* [PROBLEMA BREVE A]
¿En qué puesto quedó Pasión Vega en el concurso de radio de la Cadena Ser al que se presentó en 1992, según el fragmento sobre la cantante?

* [FRAGMENTO EXTRAÍDO]
━━━━━━━━━━━━━━━━━━━━━━━━━━━━━━

Media vida en 25 canciones (25)


Cómo te extraño

   Ana María Alias Vega (Pasión Vega) nació en Madrid pero creció en el barrio de Nueva Málaga de la capital de la Costa del Sol de donde es originaria su familia. Se inició en el mundo de la música participando en el coro de la parroquia de su barrio, grabó su primera colaboración en un disco benéfico de villancicos y en 1992, con 16 años, se presentó en un concurso de radio en la Cadena Ser quedando en tercer lugar.
                                    
  Ya bautizada artísticamente como Pasión Vega, su primer éxito musical le llega a través de su brillante interpretación de Ojos verdes y obtiene una extraordinaria acogida en su presentación en el Teatro Lope de Vega de Sevilla, en la Semana de la Copla, Entonces su repertorio estaba formado exclusivamente por coplas clásicas que atraían a un público maduro, pero luego se dio a conocer en toda España a través de nuevas producciones discográficas con las que su público crecía en número y menguaba en edad, gracias a su gran expresividad interpretativa y una calidez vocal extraordinaria.

  Ya desde sus primeras presentaciones exhibió ese estilo propio –lejos de los tópicos que acompañan a las tonadilleras—que no precisaba de batas de cola, ni abusar de los excesos vocales o escénicos para interpretar las coplas de Quintero, León y Quiroga, entre otros autores clásicos. Después de la copla llegó el momento de innovar en su carrera y apostar por autores actuales –tanto consagrados como desconocidos- que estuvieran a la altura de sus cualidades. Su primer disco Un toque de distinción respondía a un estilo más pop, con baladas, boleros y canción ligera, una producción primera que representaba su debut como profesional. Y, tras esta incursión en el pop, se decanta en los trabajos siguientes hacia un repertorio más tradicional.  Como buena aficionada al flamenco, a Pasión Vega se le nota que lo respeta profundamente. Y, del mismo modo, ocupan un lugar destacado entre sus referencias musicales la canción de autor (Serrat, Carlos Cano, Javier Ruibal), el tango, el bolero, la música italiana, las rancheras, los grandes crooners como Sinatra, el fado y otras músicas de raíz popular. Pasión Vega también ha cantado en algunos conciertos de la gira colectiva  Acordes con Leonard Cohen, en homenaje al cantautor canadiense. Y como prueba de su interés por adentrarse en otros terrenos musicales, ahí están sus versiones de Fragilidad  del ex-líder de Police Sting, la de Alfonsina y el mar  acompañada por el tenor José Carreras o de su Non credere de la italiana Mina. Posiblemente porque Pasión Vega puede cantar maravillosamente casi todo,  copla, tangos, rancheras, arias e incluso temas del mejor swing norteamericano. Uno de los autores emblemáticos con los que ha colaborado es el cantautor Joaquín Sabina, quien dijo de ella:
-“Pasión canta como si llevara un viejo dentro, por el asunto del duende, quiero decir. Se puso a cantar y tenía la pureza de Concha Piquer, esa cosa antigua que parece imposible en una cantante tan moderna.”

━━━━━━━━━━━━━━━━━━━━━━━━━━━━━━

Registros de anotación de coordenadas
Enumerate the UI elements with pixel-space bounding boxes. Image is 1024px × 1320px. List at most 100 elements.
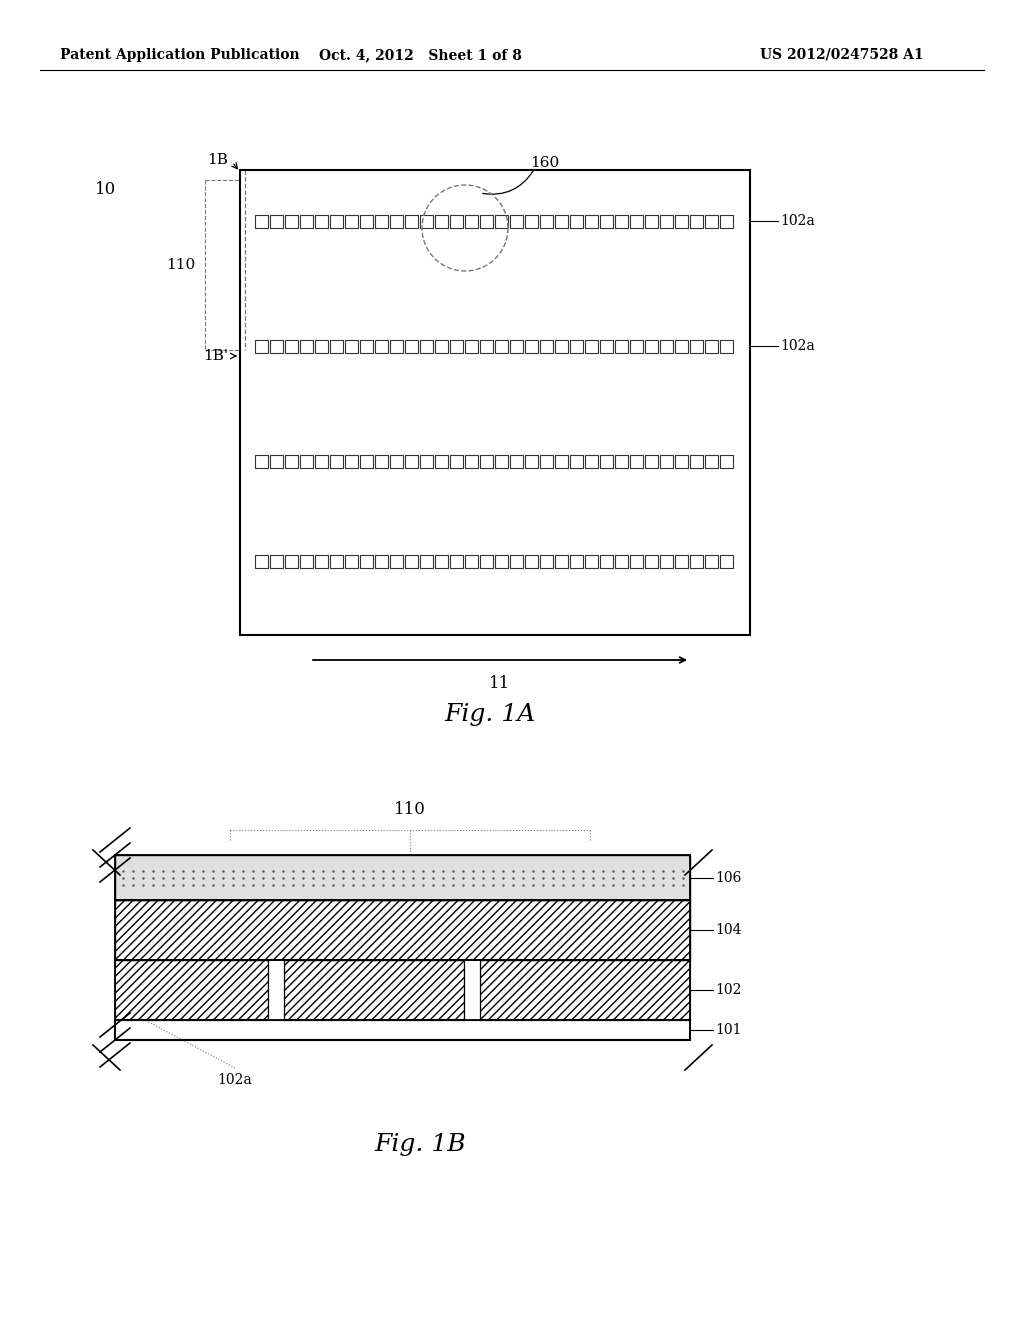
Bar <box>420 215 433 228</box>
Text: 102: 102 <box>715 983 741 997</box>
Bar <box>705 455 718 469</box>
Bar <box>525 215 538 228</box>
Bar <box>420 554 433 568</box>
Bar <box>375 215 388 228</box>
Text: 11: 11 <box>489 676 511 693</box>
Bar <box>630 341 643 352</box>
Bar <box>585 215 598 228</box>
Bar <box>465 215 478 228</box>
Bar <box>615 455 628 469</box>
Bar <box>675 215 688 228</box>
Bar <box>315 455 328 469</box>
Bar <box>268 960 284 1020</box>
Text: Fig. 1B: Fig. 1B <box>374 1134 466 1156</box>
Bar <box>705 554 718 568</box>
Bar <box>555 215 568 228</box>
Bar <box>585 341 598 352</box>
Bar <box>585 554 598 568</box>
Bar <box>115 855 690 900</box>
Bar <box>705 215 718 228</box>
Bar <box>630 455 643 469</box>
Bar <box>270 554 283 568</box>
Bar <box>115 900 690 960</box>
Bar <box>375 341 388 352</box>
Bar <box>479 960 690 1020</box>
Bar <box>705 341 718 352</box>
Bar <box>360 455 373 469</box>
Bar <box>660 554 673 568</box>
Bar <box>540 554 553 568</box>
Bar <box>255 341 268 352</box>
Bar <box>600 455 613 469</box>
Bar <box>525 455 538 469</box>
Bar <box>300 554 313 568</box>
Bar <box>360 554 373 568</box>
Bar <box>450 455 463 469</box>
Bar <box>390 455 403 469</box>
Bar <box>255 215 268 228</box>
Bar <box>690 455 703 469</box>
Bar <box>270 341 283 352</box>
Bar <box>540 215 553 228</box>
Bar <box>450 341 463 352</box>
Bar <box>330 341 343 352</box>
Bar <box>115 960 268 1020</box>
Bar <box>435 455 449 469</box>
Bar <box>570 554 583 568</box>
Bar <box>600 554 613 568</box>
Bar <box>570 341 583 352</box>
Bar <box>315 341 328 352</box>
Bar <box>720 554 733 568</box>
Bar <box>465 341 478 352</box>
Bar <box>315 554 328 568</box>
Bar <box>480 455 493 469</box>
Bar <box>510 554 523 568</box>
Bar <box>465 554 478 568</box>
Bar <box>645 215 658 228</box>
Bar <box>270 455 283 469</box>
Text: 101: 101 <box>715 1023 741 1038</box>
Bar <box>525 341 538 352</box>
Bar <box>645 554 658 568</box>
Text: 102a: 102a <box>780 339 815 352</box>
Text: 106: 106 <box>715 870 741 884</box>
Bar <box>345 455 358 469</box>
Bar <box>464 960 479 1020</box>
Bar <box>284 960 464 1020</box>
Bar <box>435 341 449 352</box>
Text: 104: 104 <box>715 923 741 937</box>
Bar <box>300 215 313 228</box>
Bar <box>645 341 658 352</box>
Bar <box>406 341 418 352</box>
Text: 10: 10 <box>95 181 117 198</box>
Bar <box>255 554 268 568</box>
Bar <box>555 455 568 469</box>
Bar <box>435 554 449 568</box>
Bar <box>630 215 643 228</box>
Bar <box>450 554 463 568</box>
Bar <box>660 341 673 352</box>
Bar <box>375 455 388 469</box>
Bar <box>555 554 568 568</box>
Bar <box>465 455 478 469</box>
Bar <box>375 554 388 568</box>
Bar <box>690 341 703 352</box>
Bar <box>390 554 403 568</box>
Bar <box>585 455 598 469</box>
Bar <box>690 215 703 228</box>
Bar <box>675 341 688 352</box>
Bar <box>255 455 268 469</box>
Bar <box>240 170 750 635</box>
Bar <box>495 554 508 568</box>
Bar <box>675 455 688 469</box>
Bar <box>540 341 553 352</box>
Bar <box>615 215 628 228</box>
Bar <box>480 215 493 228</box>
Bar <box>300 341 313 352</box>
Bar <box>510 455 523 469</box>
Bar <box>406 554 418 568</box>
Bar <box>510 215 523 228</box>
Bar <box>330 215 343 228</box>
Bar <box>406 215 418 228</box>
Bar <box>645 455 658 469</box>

━━━━━━━━━━━━━━━━━━━━━━━━━━━━━━

* [PROBLEMA BREVE B]
En los registros, toma todo lo que va desde la línea que contiene "Bar <box>420 215 433 228</box>" hasta la que contiene "Bar <box>435 455 449 469</box>", ambas incluidas, y cambia "Text" por "Texto" sin alterar nada más. Devuelve solo esas líneas.

* [RESPUESTA FINAL A]
En tercer lugar.

* [RESPUESTA FINAL B]
Bar <box>420 215 433 228</box>
Texto: 102: 102 <box>715 983 741 997</box>
Bar <box>705 455 718 469</box>
Bar <box>525 215 538 228</box>
Bar <box>420 554 433 568</box>
Bar <box>375 215 388 228</box>
Texto: 11: 11 <box>489 676 511 693</box>
Bar <box>630 341 643 352</box>
Bar <box>585 215 598 228</box>
Bar <box>465 215 478 228</box>
Bar <box>615 455 628 469</box>
Bar <box>675 215 688 228</box>
Bar <box>315 455 328 469</box>
Bar <box>268 960 284 1020</box>
Texto: Fig. 1B: Fig. 1B <box>374 1134 466 1156</box>
Bar <box>705 554 718 568</box>
Bar <box>555 215 568 228</box>
Bar <box>585 341 598 352</box>
Bar <box>585 554 598 568</box>
Bar <box>115 855 690 900</box>
Bar <box>705 215 718 228</box>
Bar <box>630 455 643 469</box>
Bar <box>270 554 283 568</box>
Bar <box>115 900 690 960</box>
Bar <box>375 341 388 352</box>
Bar <box>479 960 690 1020</box>
Bar <box>705 341 718 352</box>
Bar <box>360 455 373 469</box>
Bar <box>660 554 673 568</box>
Bar <box>540 554 553 568</box>
Bar <box>255 341 268 352</box>
Bar <box>600 455 613 469</box>
Bar <box>525 455 538 469</box>
Bar <box>300 554 313 568</box>
Bar <box>360 554 373 568</box>
Bar <box>450 455 463 469</box>
Bar <box>390 455 403 469</box>
Bar <box>255 215 268 228</box>
Bar <box>690 455 703 469</box>
Bar <box>270 341 283 352</box>
Bar <box>540 215 553 228</box>
Bar <box>450 341 463 352</box>
Bar <box>330 341 343 352</box>
Bar <box>115 960 268 1020</box>
Bar <box>435 455 449 469</box>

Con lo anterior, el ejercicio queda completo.